WORK TO COMPLETE —
Which lines in the records below contain the word "反应粘卷材"? Copy each one out.

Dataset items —
========================================
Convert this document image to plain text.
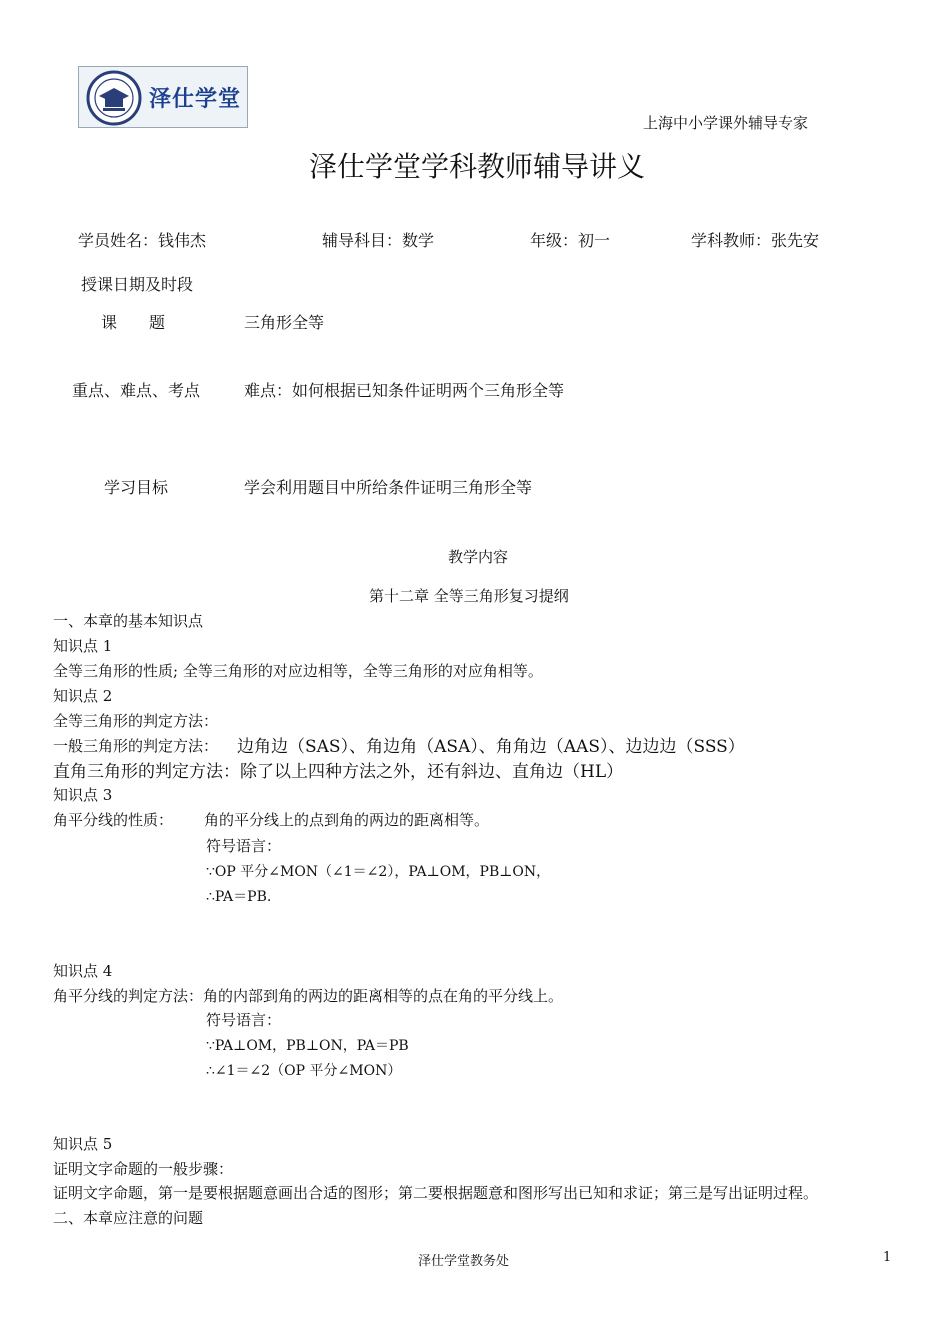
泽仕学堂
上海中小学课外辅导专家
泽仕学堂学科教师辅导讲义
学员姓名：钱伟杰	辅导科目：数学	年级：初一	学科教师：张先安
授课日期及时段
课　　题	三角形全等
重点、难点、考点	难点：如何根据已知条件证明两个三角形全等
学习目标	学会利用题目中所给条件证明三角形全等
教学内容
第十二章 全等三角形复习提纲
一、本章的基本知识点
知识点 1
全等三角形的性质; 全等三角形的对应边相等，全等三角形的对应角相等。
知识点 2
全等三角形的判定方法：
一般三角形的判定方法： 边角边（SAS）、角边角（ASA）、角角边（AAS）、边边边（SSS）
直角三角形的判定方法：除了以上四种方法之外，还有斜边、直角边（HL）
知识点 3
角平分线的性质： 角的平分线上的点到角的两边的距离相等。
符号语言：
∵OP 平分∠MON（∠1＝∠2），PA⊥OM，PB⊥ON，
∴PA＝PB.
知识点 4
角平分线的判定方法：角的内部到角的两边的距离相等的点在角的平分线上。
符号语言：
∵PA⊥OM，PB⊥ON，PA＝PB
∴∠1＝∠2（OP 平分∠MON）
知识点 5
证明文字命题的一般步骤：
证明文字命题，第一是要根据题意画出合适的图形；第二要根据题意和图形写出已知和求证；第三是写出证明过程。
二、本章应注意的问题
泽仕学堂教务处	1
========================================
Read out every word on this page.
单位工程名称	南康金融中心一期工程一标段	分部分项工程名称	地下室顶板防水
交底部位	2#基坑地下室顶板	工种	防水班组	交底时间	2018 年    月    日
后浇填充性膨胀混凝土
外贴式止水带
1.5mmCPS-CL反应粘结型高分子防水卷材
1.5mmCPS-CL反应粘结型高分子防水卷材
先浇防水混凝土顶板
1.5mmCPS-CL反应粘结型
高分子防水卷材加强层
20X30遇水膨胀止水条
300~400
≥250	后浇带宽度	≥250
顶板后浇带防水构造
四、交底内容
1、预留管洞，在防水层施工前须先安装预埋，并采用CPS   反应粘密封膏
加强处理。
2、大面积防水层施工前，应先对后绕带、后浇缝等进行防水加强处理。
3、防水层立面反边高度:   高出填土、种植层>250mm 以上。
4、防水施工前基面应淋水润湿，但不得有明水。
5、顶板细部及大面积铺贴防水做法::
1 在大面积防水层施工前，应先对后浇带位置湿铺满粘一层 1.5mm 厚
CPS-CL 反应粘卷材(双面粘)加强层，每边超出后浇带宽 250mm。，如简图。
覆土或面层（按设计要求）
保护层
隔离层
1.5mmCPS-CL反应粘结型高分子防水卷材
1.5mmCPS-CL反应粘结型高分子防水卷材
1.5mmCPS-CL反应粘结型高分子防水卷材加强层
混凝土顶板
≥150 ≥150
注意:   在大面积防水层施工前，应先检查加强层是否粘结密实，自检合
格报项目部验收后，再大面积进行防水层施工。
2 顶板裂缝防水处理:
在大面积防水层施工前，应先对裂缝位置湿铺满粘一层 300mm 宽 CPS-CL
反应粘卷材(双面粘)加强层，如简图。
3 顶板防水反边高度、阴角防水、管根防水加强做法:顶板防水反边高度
========================================
FINAL RESULT —
CPS-CL 反应粘卷材(双面粘)加强层，每边超出后浇带宽 250mm。，如简图。
反应粘卷材(双面粘)加强层，如简图。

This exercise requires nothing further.